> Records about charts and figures

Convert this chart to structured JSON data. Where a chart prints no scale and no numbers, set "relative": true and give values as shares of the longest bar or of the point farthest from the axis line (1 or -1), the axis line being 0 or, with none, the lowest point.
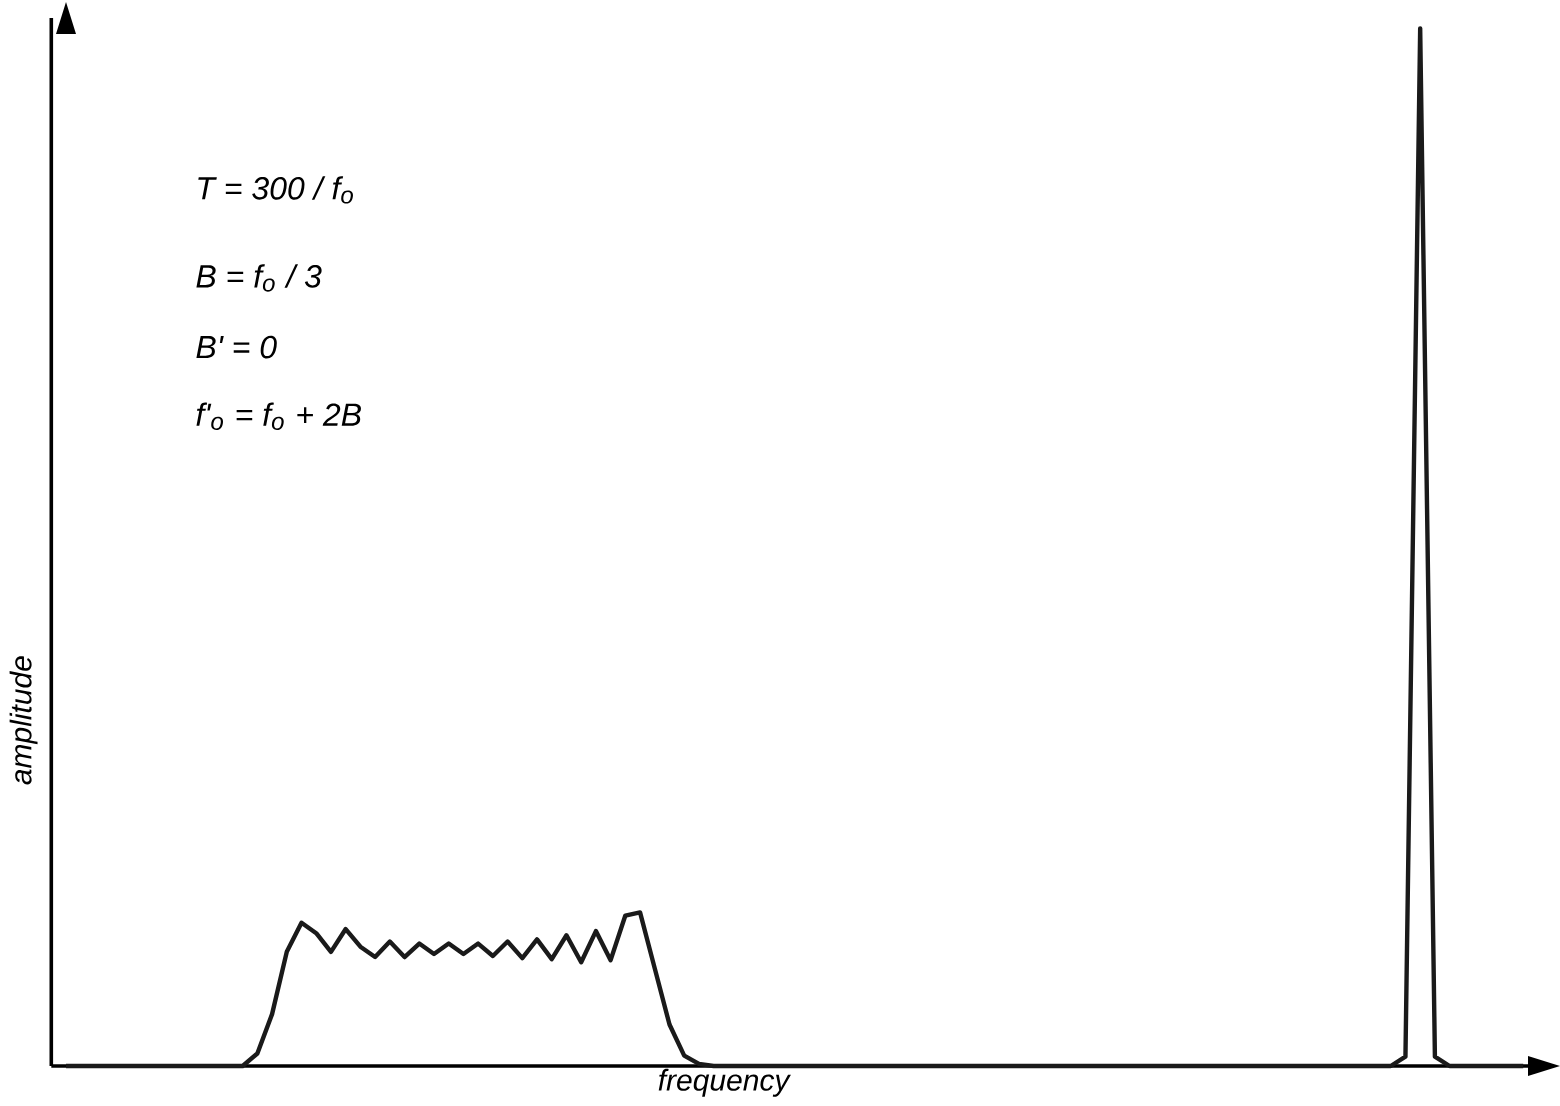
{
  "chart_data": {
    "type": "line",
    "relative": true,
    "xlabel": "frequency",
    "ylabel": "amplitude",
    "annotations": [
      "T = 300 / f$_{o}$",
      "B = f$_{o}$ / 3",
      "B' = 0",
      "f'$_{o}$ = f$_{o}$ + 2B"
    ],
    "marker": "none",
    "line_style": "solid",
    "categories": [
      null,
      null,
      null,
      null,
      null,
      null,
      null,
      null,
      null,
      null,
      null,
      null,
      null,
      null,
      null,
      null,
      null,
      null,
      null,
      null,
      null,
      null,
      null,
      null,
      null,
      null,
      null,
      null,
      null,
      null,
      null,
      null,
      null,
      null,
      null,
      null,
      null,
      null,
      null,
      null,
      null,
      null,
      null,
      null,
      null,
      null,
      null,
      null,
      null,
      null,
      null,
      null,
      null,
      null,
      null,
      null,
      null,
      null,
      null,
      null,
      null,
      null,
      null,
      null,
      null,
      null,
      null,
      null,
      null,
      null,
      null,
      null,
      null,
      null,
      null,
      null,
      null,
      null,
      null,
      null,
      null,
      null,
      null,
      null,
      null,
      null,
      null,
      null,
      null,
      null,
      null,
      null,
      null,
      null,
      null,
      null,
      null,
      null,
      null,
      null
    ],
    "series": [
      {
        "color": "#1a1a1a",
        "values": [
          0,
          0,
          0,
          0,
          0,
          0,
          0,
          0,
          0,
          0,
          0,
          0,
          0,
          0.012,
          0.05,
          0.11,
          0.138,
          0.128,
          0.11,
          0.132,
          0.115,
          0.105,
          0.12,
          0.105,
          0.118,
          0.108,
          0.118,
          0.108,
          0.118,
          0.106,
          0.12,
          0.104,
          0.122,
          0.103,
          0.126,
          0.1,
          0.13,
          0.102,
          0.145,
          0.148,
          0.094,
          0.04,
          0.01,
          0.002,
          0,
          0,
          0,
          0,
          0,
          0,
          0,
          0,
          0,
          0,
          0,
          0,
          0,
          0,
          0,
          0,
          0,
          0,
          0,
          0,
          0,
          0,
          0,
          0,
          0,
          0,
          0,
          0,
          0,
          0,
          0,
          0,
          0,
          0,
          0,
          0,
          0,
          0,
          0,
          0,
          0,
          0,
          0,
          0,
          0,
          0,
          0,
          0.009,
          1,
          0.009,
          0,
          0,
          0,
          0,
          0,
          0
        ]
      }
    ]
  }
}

> OBJECTIVE
Retype each record exactly as it stands, but do not include the pictures.

> FINISHED EXERCISE
Convert this chart to structured JSON data. Where a chart prints no scale and no numbers, set "relative": true and give values as shares of the longest bar or of the point farthest from the axis line (1 or -1), the axis line being 0 or, with none, the lowest point.
{
  "chart_data": {
    "type": "line",
    "relative": true,
    "xlabel": "frequency",
    "ylabel": "amplitude",
    "annotations": [
      "T = 300 / f$_{o}$",
      "B = f$_{o}$ / 3",
      "B' = 0",
      "f'$_{o}$ = f$_{o}$ + 2B"
    ],
    "marker": "none",
    "line_style": "solid",
    "categories": [
      null,
      null,
      null,
      null,
      null,
      null,
      null,
      null,
      null,
      null,
      null,
      null,
      null,
      null,
      null,
      null,
      null,
      null,
      null,
      null,
      null,
      null,
      null,
      null,
      null,
      null,
      null,
      null,
      null,
      null,
      null,
      null,
      null,
      null,
      null,
      null,
      null,
      null,
      null,
      null,
      null,
      null,
      null,
      null,
      null,
      null,
      null,
      null,
      null,
      null,
      null,
      null,
      null,
      null,
      null,
      null,
      null,
      null,
      null,
      null,
      null,
      null,
      null,
      null,
      null,
      null,
      null,
      null,
      null,
      null,
      null,
      null,
      null,
      null,
      null,
      null,
      null,
      null,
      null,
      null,
      null,
      null,
      null,
      null,
      null,
      null,
      null,
      null,
      null,
      null,
      null,
      null,
      null,
      null,
      null,
      null,
      null,
      null,
      null,
      null
    ],
    "series": [
      {
        "color": "#1a1a1a",
        "values": [
          0,
          0,
          0,
          0,
          0,
          0,
          0,
          0,
          0,
          0,
          0,
          0,
          0,
          0.012,
          0.05,
          0.11,
          0.138,
          0.128,
          0.11,
          0.132,
          0.115,
          0.105,
          0.12,
          0.105,
          0.118,
          0.108,
          0.118,
          0.108,
          0.118,
          0.106,
          0.12,
          0.104,
          0.122,
          0.103,
          0.126,
          0.1,
          0.13,
          0.102,
          0.145,
          0.148,
          0.094,
          0.04,
          0.01,
          0.002,
          0,
          0,
          0,
          0,
          0,
          0,
          0,
          0,
          0,
          0,
          0,
          0,
          0,
          0,
          0,
          0,
          0,
          0,
          0,
          0,
          0,
          0,
          0,
          0,
          0,
          0,
          0,
          0,
          0,
          0,
          0,
          0,
          0,
          0,
          0,
          0,
          0,
          0,
          0,
          0,
          0,
          0,
          0,
          0,
          0,
          0,
          0,
          0.009,
          1,
          0.009,
          0,
          0,
          0,
          0,
          0,
          0
        ]
      }
    ]
  }
}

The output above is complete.